==== Exercise material

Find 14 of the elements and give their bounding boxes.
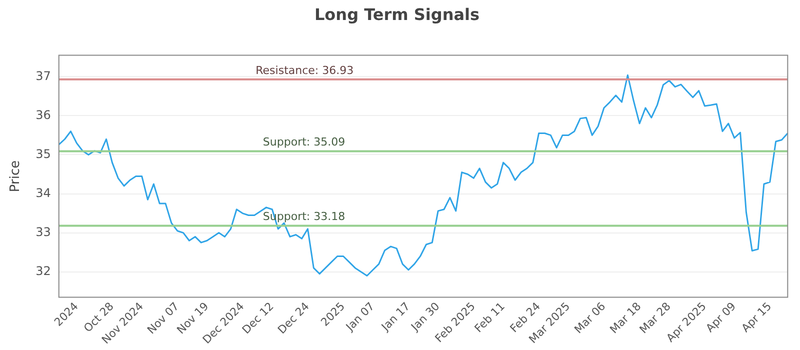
y-tick-label: 33 — [36, 224, 51, 239]
ref-line-label: Resistance: 36.93 — [256, 64, 354, 77]
x-tick-label: Mar 06 — [572, 300, 608, 336]
y-tick-label: 37 — [36, 68, 51, 83]
x-tick-label: Jan 07 — [342, 300, 378, 334]
y-tick-label: 34 — [36, 186, 51, 200]
ref-line-label: Support: 35.09 — [262, 136, 346, 149]
y-tick-label: 32 — [36, 264, 51, 278]
chart-title: Long Term Signals — [314, 4, 480, 24]
x-tick-label: Dec 24 — [275, 300, 312, 336]
x-tick-label: Apr 15 — [739, 300, 774, 335]
y-tick-label: 36 — [36, 108, 51, 122]
y-tick-label: 35 — [36, 146, 51, 161]
y-axis-title: Price — [8, 160, 24, 192]
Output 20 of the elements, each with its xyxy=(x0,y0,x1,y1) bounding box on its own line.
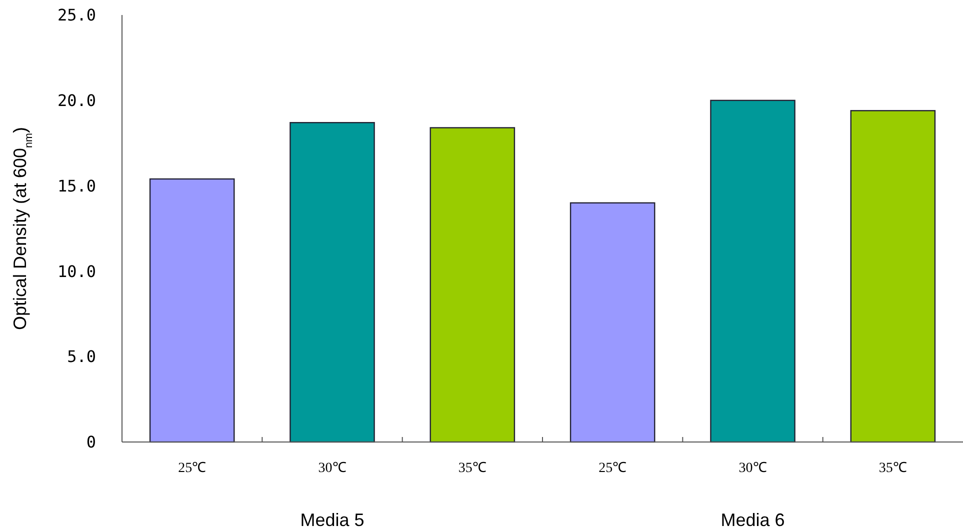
text: Media 5 xyxy=(300,510,364,530)
y-tick-label: 10.0 xyxy=(57,262,96,281)
x-tick-label: 25℃ xyxy=(178,461,206,476)
y-tick-label: 20.0 xyxy=(57,91,96,110)
y-tick-label: 25.0 xyxy=(57,6,96,25)
text: Media 6 xyxy=(720,510,785,530)
x-tick-label: 35℃ xyxy=(458,461,486,476)
bar xyxy=(710,100,796,443)
y-tick-label: 15.0 xyxy=(57,176,96,196)
x-tick-label: 30℃ xyxy=(738,461,767,476)
y-tick-label: 0 xyxy=(86,432,96,452)
x-tick-label: 25℃ xyxy=(598,461,627,476)
y-tick-label: 5.0 xyxy=(67,347,96,366)
bar xyxy=(290,122,375,443)
bar xyxy=(149,178,235,443)
x-tick-label: 30℃ xyxy=(318,461,346,476)
bar xyxy=(430,127,516,443)
x-tick-label: 35℃ xyxy=(878,461,907,476)
bar xyxy=(850,110,936,443)
bar xyxy=(570,202,656,443)
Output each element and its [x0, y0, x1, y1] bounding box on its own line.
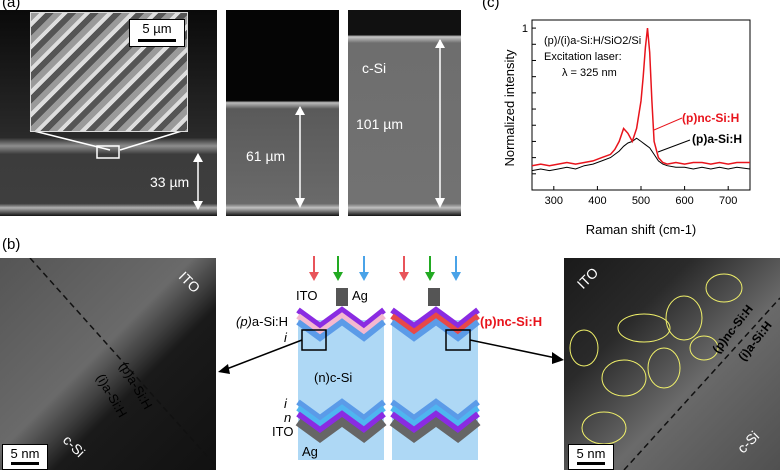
left-bulk [298, 320, 384, 460]
right-bulk [392, 320, 478, 460]
x-axis-label: Raman shift (cm-1) [586, 222, 697, 237]
label-ito-bottom: ITO [272, 424, 293, 439]
panel-label-c: (c) [482, 0, 500, 11]
label-ag-bottom: Ag [302, 444, 318, 459]
legend-pasi-pointer [657, 139, 691, 153]
light-arrow-head-5 [451, 272, 461, 281]
series-group [531, 28, 751, 172]
left-ito-bottom [296, 410, 386, 434]
sem-left-overlay [29, 129, 203, 210]
sem-image-33um: 5 µm 33 µm [0, 10, 217, 216]
x-tick-label-1: 400 [588, 195, 606, 207]
y-axis-label: Normalized intensity [502, 49, 517, 167]
tem-left-overlay [29, 258, 216, 467]
label-bulk: (n)c-Si [314, 370, 352, 385]
left-i-bottom [296, 398, 386, 422]
light-arrow-head-1 [333, 272, 343, 281]
annotation-line-1: (p)/(i)a-Si:H/SiO2/Si [544, 35, 641, 47]
label-p-asi: (p)a-Si:H [236, 314, 288, 329]
right-ito-bottom [390, 410, 480, 434]
right-connector [469, 339, 557, 359]
sem-image-101um: c-Si 101 µm [348, 10, 461, 216]
panel-label-b: (b) [2, 236, 21, 253]
label-pnc: (p)nc-Si:H [480, 314, 542, 329]
left-connector [223, 339, 303, 371]
left-p-asi [296, 312, 386, 336]
right-ag-bottom [389, 417, 481, 444]
right-pnc [390, 312, 480, 336]
label-ito-top: ITO [296, 288, 317, 303]
thickness-33um: 33 µm [150, 174, 190, 190]
label-ag-top: Ag [352, 288, 368, 303]
legend-pnc-pointer [653, 117, 683, 131]
x-tick-label-4: 700 [719, 195, 737, 207]
left-i-top [296, 318, 386, 342]
right-i-bottom [390, 398, 480, 422]
x-tick-label-3: 600 [675, 195, 693, 207]
thickness-61um: 61 µm [246, 148, 286, 164]
light-arrow-head-0 [309, 272, 319, 281]
thickness-101um: 101 µm [356, 116, 403, 132]
sem-image-61um: 61 µm [226, 10, 339, 216]
series-line-0 [531, 137, 751, 172]
x-tick-label-0: 300 [545, 195, 563, 207]
x-ticks: 300 400 500 600 700 [545, 186, 737, 207]
y-tick-label-9: 1 [522, 23, 528, 35]
sem-inset-pyramids: 5 µm [30, 12, 188, 132]
annotation-line-2: Excitation laser: [544, 51, 622, 63]
label-i-bottom: i [284, 396, 288, 411]
left-n-bottom [296, 404, 386, 428]
y-ticks: 1 [522, 23, 536, 175]
light-arrow-head-4 [425, 272, 435, 281]
tem-image-asi: ITO (p)a-Si:H (i)a-Si:H c-Si 5 nm [0, 258, 216, 470]
label-n-bottom: n [284, 410, 291, 425]
plot-frame [531, 19, 751, 191]
device-schematic: ITO Ag (p)a-Si:H i (n)c-Si i n ITO Ag (p… [218, 256, 564, 460]
tem-right-overlay [569, 273, 780, 470]
right-ag-top [428, 288, 440, 306]
material-csi: c-Si [362, 60, 387, 76]
right-ito-top [390, 306, 480, 330]
x-tick-label-2: 500 [632, 195, 650, 207]
tem-image-ncsi: ITO (p)nc-Si:H (i)a-Si:H c-Si 5 nm [564, 258, 780, 470]
light-arrow-head-2 [359, 272, 369, 281]
raman-chart: 1 300 400 500 600 700 Normalized intensity R… [502, 19, 751, 237]
right-n-bottom [390, 404, 480, 428]
left-ag-top [336, 288, 348, 306]
light-arrows [309, 256, 461, 281]
sem-middle-overlay [295, 106, 305, 208]
legend-pnc: (p)nc-Si:H [682, 111, 739, 125]
inset-scale-bar: 5 µm [129, 19, 185, 47]
tem-right-scale: 5 nm [568, 444, 614, 470]
series-line-1 [531, 28, 750, 167]
annotation-line-3: λ = 325 nm [562, 67, 617, 79]
label-i-top: i [284, 330, 288, 345]
legend-pasi: (p)a-Si:H [692, 132, 742, 146]
left-ito-top [296, 306, 386, 330]
light-arrow-head-3 [399, 272, 409, 281]
panel-label-a: (a) [2, 0, 21, 11]
left-ag-bottom [295, 417, 387, 444]
right-i-top [390, 318, 480, 342]
sem-right-overlay [435, 39, 445, 208]
tem-left-scale: 5 nm [2, 444, 48, 470]
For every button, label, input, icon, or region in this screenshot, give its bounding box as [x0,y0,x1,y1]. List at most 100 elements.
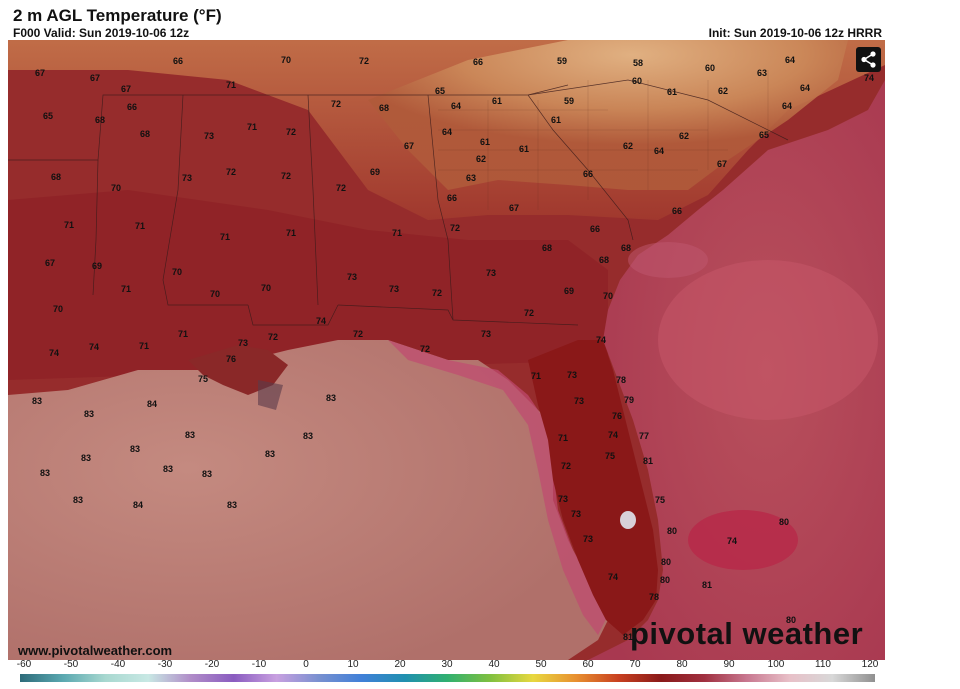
temperature-label: 70 [209,289,221,299]
temperature-label: 83 [129,444,141,454]
share-button[interactable] [856,47,881,72]
colorbar-tick: 90 [723,659,735,670]
temperature-label: 66 [446,193,458,203]
temperature-label: 74 [315,316,327,326]
temperature-label: 74 [607,430,619,440]
temperature-label: 72 [352,329,364,339]
temperature-label: 83 [201,469,213,479]
temperature-label: 69 [91,261,103,271]
temperature-label: 83 [226,500,238,510]
map-base [8,40,885,660]
temperature-label: 83 [162,464,174,474]
temperature-label: 73 [573,396,585,406]
temperature-label: 68 [620,243,632,253]
colorbar-tick: -50 [63,659,79,670]
temperature-label: 71 [120,284,132,294]
temperature-label: 73 [346,272,358,282]
temperature-label: 75 [654,495,666,505]
colorbar-tick: 100 [767,659,785,670]
brand-logo: pivotal weather [630,616,864,651]
temperature-label: 66 [671,206,683,216]
temperature-label: 84 [146,399,158,409]
temperature-label: 68 [50,172,62,182]
colorbar-tick: -20 [204,659,220,670]
temperature-label: 73 [203,131,215,141]
temperature-label: 71 [138,341,150,351]
temperature-label: 71 [557,433,569,443]
temperature-map[interactable]: 67 67 67 66 65 68 68 66 70 72 71 72 68 73 71 72 67 66 59 58… [8,40,885,660]
temperature-label: 83 [83,409,95,419]
temperature-label: 73 [557,494,569,504]
temperature-label: 62 [622,141,634,151]
temperature-label: 67 [89,73,101,83]
temperature-label: 68 [94,115,106,125]
init-time: Init: Sun 2019-10-06 12z HRRR [708,26,882,40]
colorbar-tick: -30 [157,659,173,670]
temperature-label: 70 [602,291,614,301]
temperature-label: 69 [563,286,575,296]
temperature-label: 64 [653,146,665,156]
temperature-label: 66 [172,56,184,66]
temperature-label: 71 [225,80,237,90]
temperature-label: 61 [666,87,678,97]
temperature-label: 83 [184,430,196,440]
temperature-label: 83 [264,449,276,459]
temperature-label: 73 [485,268,497,278]
temperature-label: 66 [582,169,594,179]
share-icon [861,51,876,68]
temperature-label: 72 [285,127,297,137]
temperature-label: 68 [139,129,151,139]
site-credit[interactable]: www.pivotalweather.com [18,643,173,658]
colorbar-tick: 20 [394,659,406,670]
temperature-label: 67 [403,141,415,151]
temperature-label: 73 [582,534,594,544]
temperature-label: 61 [518,144,530,154]
temperature-label: 72 [225,167,237,177]
temperature-label: 73 [388,284,400,294]
colorbar-tick: 70 [629,659,641,670]
temperature-label: 72 [560,461,572,471]
temperature-label: 64 [450,101,462,111]
temperature-label: 71 [219,232,231,242]
temperature-label: 66 [126,102,138,112]
temperature-label: 80 [785,615,797,625]
temperature-label: 81 [701,580,713,590]
temperature-label: 70 [260,283,272,293]
temperature-label: 60 [704,63,716,73]
temperature-label: 71 [530,371,542,381]
temperature-label: 80 [659,575,671,585]
colorbar-tick: -60 [16,659,32,670]
temperature-label: 74 [595,335,607,345]
temperature-label: 72 [449,223,461,233]
temperature-label: 68 [541,243,553,253]
temperature-label: 73 [237,338,249,348]
temperature-label: 73 [181,173,193,183]
temperature-label: 84 [132,500,144,510]
temperature-label: 74 [863,73,875,83]
temperature-label: 70 [280,55,292,65]
temperature-label: 61 [491,96,503,106]
colorbar-tick: 110 [815,659,831,670]
temperature-label: 81 [642,456,654,466]
temperature-label: 75 [604,451,616,461]
temperature-label: 76 [225,354,237,364]
temperature-label: 83 [39,468,51,478]
temperature-label: 83 [302,431,314,441]
colorbar-tick: -40 [110,659,126,670]
temperature-label: 64 [781,101,793,111]
temperature-label: 67 [44,258,56,268]
temperature-label: 66 [472,57,484,67]
colorbar-tick: 30 [441,659,453,670]
temperature-label: 59 [556,56,568,66]
temperature-label: 72 [280,171,292,181]
temperature-label: 73 [566,370,578,380]
temperature-label: 67 [120,84,132,94]
temperature-label: 62 [475,154,487,164]
temperature-label: 70 [171,267,183,277]
temperature-label: 67 [508,203,520,213]
colorbar-tick: 50 [535,659,547,670]
temperature-label: 72 [431,288,443,298]
temperature-label: 64 [784,55,796,65]
temperature-label: 83 [72,495,84,505]
temperature-label: 61 [479,137,491,147]
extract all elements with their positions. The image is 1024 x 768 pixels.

========

* [Required work] Format the records above as a JSON list of strings, one string per line, for the stretch from the line containing "y-tick-label: 33 — [36, 224, 51, 239]" through the line containing "Output 20 of", leaving out any blank lines.

* [Output below]
[
  "y-tick-label: 33 — [36, 224, 51, 239]",
  "ref-line-label: Resistance: 36.93 — [256, 64, 354, 77]",
  "x-tick-label: Mar 06 — [572, 300, 608, 336]",
  "y-tick-label: 37 — [36, 68, 51, 83]",
  "x-tick-label: Jan 07 — [342, 300, 378, 334]",
  "y-tick-label: 34 — [36, 186, 51, 200]",
  "ref-line-label: Support: 35.09 — [262, 136, 346, 149]",
  "y-tick-label: 32 — [36, 264, 51, 278]",
  "chart-title: Long Term Signals — [314, 4, 480, 24]",
  "x-tick-label: Dec 24 — [275, 300, 312, 336]",
  "x-tick-label: Apr 15 — [739, 300, 774, 335]",
  "y-tick-label: 36 — [36, 108, 51, 122]",
  "y-tick-label: 35 — [36, 146, 51, 161]",
  "y-axis-title: Price — [8, 160, 24, 192]",
  "Output 20 of the elements, each with its xyxy=(x0,y0,x1,y1) bounding box on its own line."
]